* EXERCISE DETAILS
Copy out the whole listing below line for line, without changing anything, but leave out the picture.

* RECORDS FOR PROCESSING
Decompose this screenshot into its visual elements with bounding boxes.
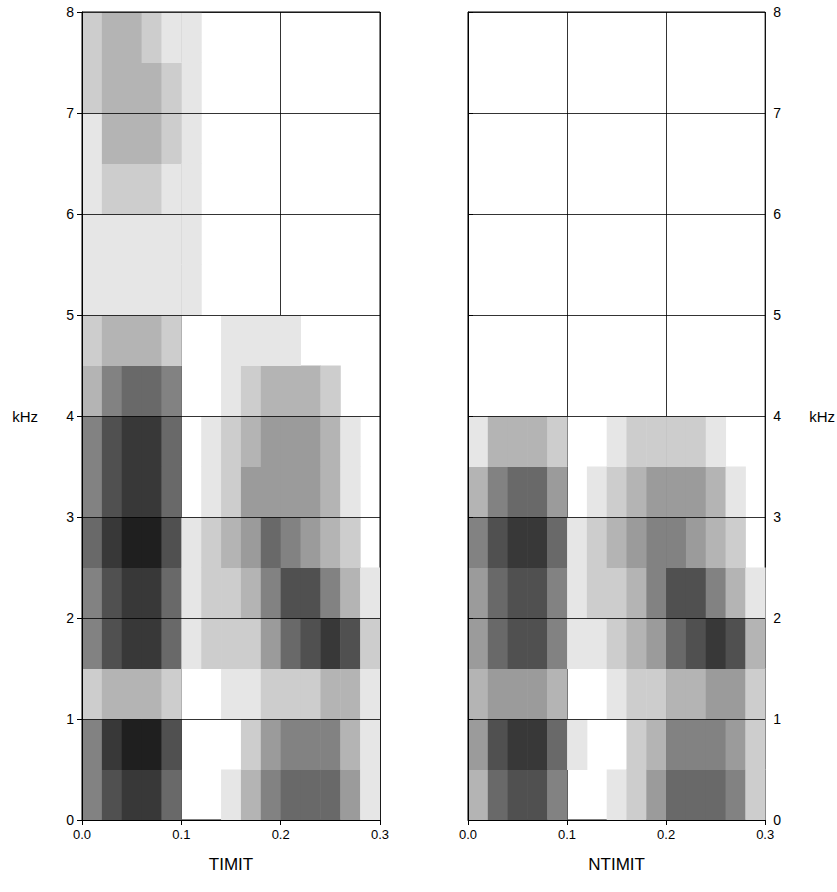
- svg-text:4: 4: [773, 408, 781, 424]
- svg-text:5: 5: [773, 307, 781, 323]
- svg-text:1: 1: [66, 711, 74, 727]
- svg-text:2: 2: [773, 610, 781, 626]
- svg-text:4: 4: [66, 408, 74, 424]
- svg-text:6: 6: [66, 206, 74, 222]
- svg-text:7: 7: [773, 105, 781, 121]
- svg-text:0: 0: [773, 812, 781, 828]
- svg-text:0.3: 0.3: [756, 827, 774, 842]
- svg-text:0.0: 0.0: [73, 827, 91, 842]
- svg-text:2: 2: [66, 610, 74, 626]
- svg-text:kHz: kHz: [809, 408, 835, 425]
- svg-text:0.2: 0.2: [657, 827, 675, 842]
- svg-text:0: 0: [66, 812, 74, 828]
- svg-text:0.2: 0.2: [272, 827, 290, 842]
- svg-text:3: 3: [66, 509, 74, 525]
- svg-text:0.1: 0.1: [558, 827, 576, 842]
- svg-text:0.0: 0.0: [459, 827, 477, 842]
- svg-text:3: 3: [773, 509, 781, 525]
- svg-text:TIMIT: TIMIT: [209, 855, 253, 874]
- svg-text:8: 8: [66, 4, 74, 20]
- svg-text:kHz: kHz: [12, 408, 38, 425]
- svg-text:6: 6: [773, 206, 781, 222]
- svg-text:8: 8: [773, 4, 781, 20]
- svg-text:NTIMIT: NTIMIT: [588, 855, 645, 874]
- svg-text:1: 1: [773, 711, 781, 727]
- svg-text:7: 7: [66, 105, 74, 121]
- svg-text:0.1: 0.1: [172, 827, 190, 842]
- svg-text:5: 5: [66, 307, 74, 323]
- svg-text:0.3: 0.3: [371, 827, 389, 842]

* TASK RESULT
Decompose this screenshot into its visual elements with bounding boxes.
- svg-text:4: 4: [773, 408, 781, 424]
- svg-text:5: 5: [773, 307, 781, 323]
- svg-text:1: 1: [66, 711, 74, 727]
- svg-text:2: 2: [773, 610, 781, 626]
- svg-text:4: 4: [66, 408, 74, 424]
- svg-text:6: 6: [66, 206, 74, 222]
- svg-text:7: 7: [773, 105, 781, 121]
- svg-text:0: 0: [773, 812, 781, 828]
- svg-text:0.3: 0.3: [756, 827, 774, 842]
- svg-text:0.0: 0.0: [73, 827, 91, 842]
- svg-text:2: 2: [66, 610, 74, 626]
- svg-text:kHz: kHz: [809, 408, 835, 425]
- svg-text:0.2: 0.2: [657, 827, 675, 842]
- svg-text:0: 0: [66, 812, 74, 828]
- svg-text:0.2: 0.2: [272, 827, 290, 842]
- svg-text:3: 3: [66, 509, 74, 525]
- svg-text:0.1: 0.1: [558, 827, 576, 842]
- svg-text:0.0: 0.0: [459, 827, 477, 842]
- svg-text:3: 3: [773, 509, 781, 525]
- svg-text:TIMIT: TIMIT: [209, 855, 253, 874]
- svg-text:8: 8: [66, 4, 74, 20]
- svg-text:kHz: kHz: [12, 408, 38, 425]
- svg-text:6: 6: [773, 206, 781, 222]
- svg-text:8: 8: [773, 4, 781, 20]
- svg-text:NTIMIT: NTIMIT: [588, 855, 645, 874]
- svg-text:1: 1: [773, 711, 781, 727]
- svg-text:7: 7: [66, 105, 74, 121]
- svg-text:0.1: 0.1: [172, 827, 190, 842]
- svg-text:5: 5: [66, 307, 74, 323]
- svg-text:0.3: 0.3: [371, 827, 389, 842]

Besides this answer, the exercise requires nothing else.